- [EXERCISE INSTRUCTIONS] Print the entries that appear below, exactly as written and without their pictures.

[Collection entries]
....................

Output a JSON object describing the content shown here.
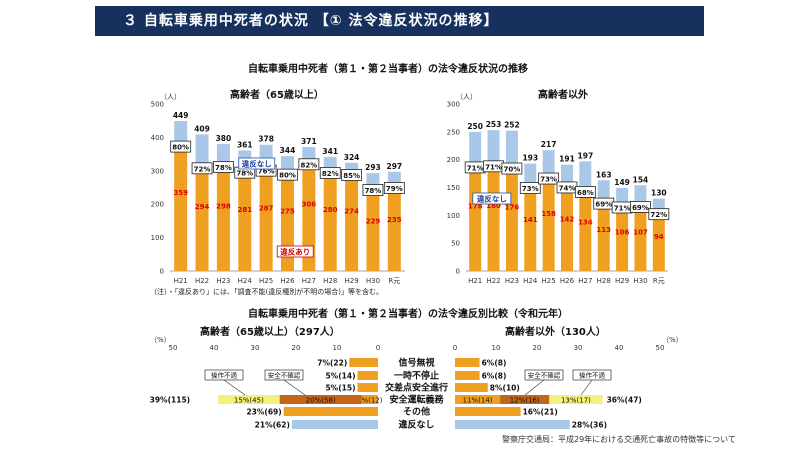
{
  "header": {
    "title": "３ 自転車乗用中死者の状況 【① 法令違反状況の推移】"
  },
  "section1_title": "自転車乗用中死者（第１・第２当事者）の法令違反状況の推移",
  "note": "（注）・「違反あり」には、「調査不能(違反種別が不明の場合)」等を含む。",
  "section2_title": "自転車乗用中死者（第１・第２当事者）の法令違反別比較（令和元年）",
  "source": "警察庁交通局：平成29年における交通死亡事故の特徴等について",
  "colors": {
    "violation": "#f0a020",
    "no_violation": "#a9c8e8",
    "safety": "#c0651b",
    "operation": "#f5f07a"
  },
  "chart_data": [
    {
      "type": "bar",
      "title": "高齢者（65歳以上）",
      "unit": "（人）",
      "categories": [
        "H21",
        "H22",
        "H23",
        "H24",
        "H25",
        "H26",
        "H27",
        "H28",
        "H29",
        "H30",
        "R元"
      ],
      "ylim": [
        0,
        500
      ],
      "yticks": [
        0,
        100,
        200,
        300,
        400,
        500
      ],
      "series": [
        {
          "name": "違反あり",
          "values": [
            359,
            294,
            298,
            281,
            287,
            275,
            306,
            280,
            274,
            229,
            235
          ]
        },
        {
          "name": "違反なし",
          "values": [
            90,
            115,
            82,
            80,
            91,
            69,
            65,
            61,
            50,
            64,
            62
          ]
        }
      ],
      "totals": [
        449,
        409,
        380,
        361,
        378,
        344,
        371,
        341,
        324,
        293,
        297
      ],
      "pct_labels": [
        "80%",
        "72%",
        "78%",
        "78%",
        "76%",
        "80%",
        "82%",
        "82%",
        "85%",
        "78%",
        "79%"
      ],
      "legend": {
        "no_violation": "違反なし",
        "violation": "違反あり"
      }
    },
    {
      "type": "bar",
      "title": "高齢者以外",
      "unit": "（人）",
      "categories": [
        "H21",
        "H22",
        "H23",
        "H24",
        "H25",
        "H26",
        "H27",
        "H28",
        "H29",
        "H30",
        "R元"
      ],
      "ylim": [
        0,
        300
      ],
      "yticks": [
        0,
        50,
        100,
        150,
        200,
        250,
        300
      ],
      "series": [
        {
          "name": "違反あり",
          "values": [
            178,
            180,
            176,
            141,
            158,
            142,
            134,
            113,
            106,
            107,
            94
          ]
        },
        {
          "name": "違反なし",
          "values": [
            72,
            73,
            76,
            52,
            59,
            49,
            63,
            50,
            43,
            47,
            36
          ]
        }
      ],
      "totals": [
        250,
        253,
        252,
        193,
        217,
        191,
        197,
        163,
        149,
        154,
        130
      ],
      "pct_labels": [
        "71%",
        "71%",
        "70%",
        "73%",
        "73%",
        "74%",
        "68%",
        "69%",
        "71%",
        "69%",
        "72%"
      ],
      "legend": {
        "no_violation": "違反なし"
      }
    },
    {
      "type": "bar",
      "orientation": "horizontal",
      "title_left": "高齢者（65歳以上）（297人）",
      "title_right": "高齢者以外（130人）",
      "unit": "（%）",
      "axis_ticks": [
        "50",
        "40",
        "30",
        "20",
        "10",
        "0",
        "10",
        "20",
        "30",
        "40",
        "50"
      ],
      "categories": [
        "信号無視",
        "一時不停止",
        "交差点安全進行",
        "安全運転義務",
        "その他",
        "違反なし"
      ],
      "left": [
        {
          "label": "7%(22)",
          "value": 7
        },
        {
          "label": "5%(14)",
          "value": 5
        },
        {
          "label": "5%(15)",
          "value": 5
        },
        {
          "segments": [
            {
              "label": "4%(12)",
              "value": 4,
              "kind": "violation"
            },
            {
              "label": "20%(58)",
              "value": 20,
              "kind": "safety"
            },
            {
              "label": "15%(45)",
              "value": 15,
              "kind": "operation"
            }
          ],
          "total_label": "39%(115)"
        },
        {
          "label": "23%(69)",
          "value": 23
        },
        {
          "label": "21%(62)",
          "value": 21,
          "kind": "no_violation"
        }
      ],
      "right": [
        {
          "label": "6%(8)",
          "value": 6
        },
        {
          "label": "6%(8)",
          "value": 6
        },
        {
          "label": "8%(10)",
          "value": 8
        },
        {
          "segments": [
            {
              "label": "11%(14)",
              "value": 11,
              "kind": "violation"
            },
            {
              "label": "12%(16)",
              "value": 12,
              "kind": "safety"
            },
            {
              "label": "13%(17)",
              "value": 13,
              "kind": "operation"
            }
          ],
          "total_label": "36%(47)"
        },
        {
          "label": "16%(21)",
          "value": 16
        },
        {
          "label": "28%(36)",
          "value": 28,
          "kind": "no_violation"
        }
      ],
      "callouts": {
        "operation": "操作不適",
        "safety": "安全不確認"
      }
    }
  ]
}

....................

- [WRITTEN SOLUTION]
Output a JSON object describing the content shown here.
{
  "header": {
    "title": "３ 自転車乗用中死者の状況 【① 法令違反状況の推移】"
  },
  "section1_title": "自転車乗用中死者（第１・第２当事者）の法令違反状況の推移",
  "note": "（注）・「違反あり」には、「調査不能(違反種別が不明の場合)」等を含む。",
  "section2_title": "自転車乗用中死者（第１・第２当事者）の法令違反別比較（令和元年）",
  "source": "警察庁交通局：平成29年における交通死亡事故の特徴等について",
  "colors": {
    "violation": "#f0a020",
    "no_violation": "#a9c8e8",
    "safety": "#c0651b",
    "operation": "#f5f07a"
  },
  "chart_data": [
    {
      "type": "bar",
      "title": "高齢者（65歳以上）",
      "unit": "（人）",
      "categories": [
        "H21",
        "H22",
        "H23",
        "H24",
        "H25",
        "H26",
        "H27",
        "H28",
        "H29",
        "H30",
        "R元"
      ],
      "ylim": [
        0,
        500
      ],
      "yticks": [
        0,
        100,
        200,
        300,
        400,
        500
      ],
      "series": [
        {
          "name": "違反あり",
          "values": [
            359,
            294,
            298,
            281,
            287,
            275,
            306,
            280,
            274,
            229,
            235
          ]
        },
        {
          "name": "違反なし",
          "values": [
            90,
            115,
            82,
            80,
            91,
            69,
            65,
            61,
            50,
            64,
            62
          ]
        }
      ],
      "totals": [
        449,
        409,
        380,
        361,
        378,
        344,
        371,
        341,
        324,
        293,
        297
      ],
      "pct_labels": [
        "80%",
        "72%",
        "78%",
        "78%",
        "76%",
        "80%",
        "82%",
        "82%",
        "85%",
        "78%",
        "79%"
      ],
      "legend": {
        "no_violation": "違反なし",
        "violation": "違反あり"
      }
    },
    {
      "type": "bar",
      "title": "高齢者以外",
      "unit": "（人）",
      "categories": [
        "H21",
        "H22",
        "H23",
        "H24",
        "H25",
        "H26",
        "H27",
        "H28",
        "H29",
        "H30",
        "R元"
      ],
      "ylim": [
        0,
        300
      ],
      "yticks": [
        0,
        50,
        100,
        150,
        200,
        250,
        300
      ],
      "series": [
        {
          "name": "違反あり",
          "values": [
            178,
            180,
            176,
            141,
            158,
            142,
            134,
            113,
            106,
            107,
            94
          ]
        },
        {
          "name": "違反なし",
          "values": [
            72,
            73,
            76,
            52,
            59,
            49,
            63,
            50,
            43,
            47,
            36
          ]
        }
      ],
      "totals": [
        250,
        253,
        252,
        193,
        217,
        191,
        197,
        163,
        149,
        154,
        130
      ],
      "pct_labels": [
        "71%",
        "71%",
        "70%",
        "73%",
        "73%",
        "74%",
        "68%",
        "69%",
        "71%",
        "69%",
        "72%"
      ],
      "legend": {
        "no_violation": "違反なし"
      }
    },
    {
      "type": "bar",
      "orientation": "horizontal",
      "title_left": "高齢者（65歳以上）（297人）",
      "title_right": "高齢者以外（130人）",
      "unit": "（%）",
      "axis_ticks": [
        "50",
        "40",
        "30",
        "20",
        "10",
        "0",
        "10",
        "20",
        "30",
        "40",
        "50"
      ],
      "categories": [
        "信号無視",
        "一時不停止",
        "交差点安全進行",
        "安全運転義務",
        "その他",
        "違反なし"
      ],
      "left": [
        {
          "label": "7%(22)",
          "value": 7
        },
        {
          "label": "5%(14)",
          "value": 5
        },
        {
          "label": "5%(15)",
          "value": 5
        },
        {
          "segments": [
            {
              "label": "4%(12)",
              "value": 4,
              "kind": "violation"
            },
            {
              "label": "20%(58)",
              "value": 20,
              "kind": "safety"
            },
            {
              "label": "15%(45)",
              "value": 15,
              "kind": "operation"
            }
          ],
          "total_label": "39%(115)"
        },
        {
          "label": "23%(69)",
          "value": 23
        },
        {
          "label": "21%(62)",
          "value": 21,
          "kind": "no_violation"
        }
      ],
      "right": [
        {
          "label": "6%(8)",
          "value": 6
        },
        {
          "label": "6%(8)",
          "value": 6
        },
        {
          "label": "8%(10)",
          "value": 8
        },
        {
          "segments": [
            {
              "label": "11%(14)",
              "value": 11,
              "kind": "violation"
            },
            {
              "label": "12%(16)",
              "value": 12,
              "kind": "safety"
            },
            {
              "label": "13%(17)",
              "value": 13,
              "kind": "operation"
            }
          ],
          "total_label": "36%(47)"
        },
        {
          "label": "16%(21)",
          "value": 16
        },
        {
          "label": "28%(36)",
          "value": 28,
          "kind": "no_violation"
        }
      ],
      "callouts": {
        "operation": "操作不適",
        "safety": "安全不確認"
      }
    }
  ]
}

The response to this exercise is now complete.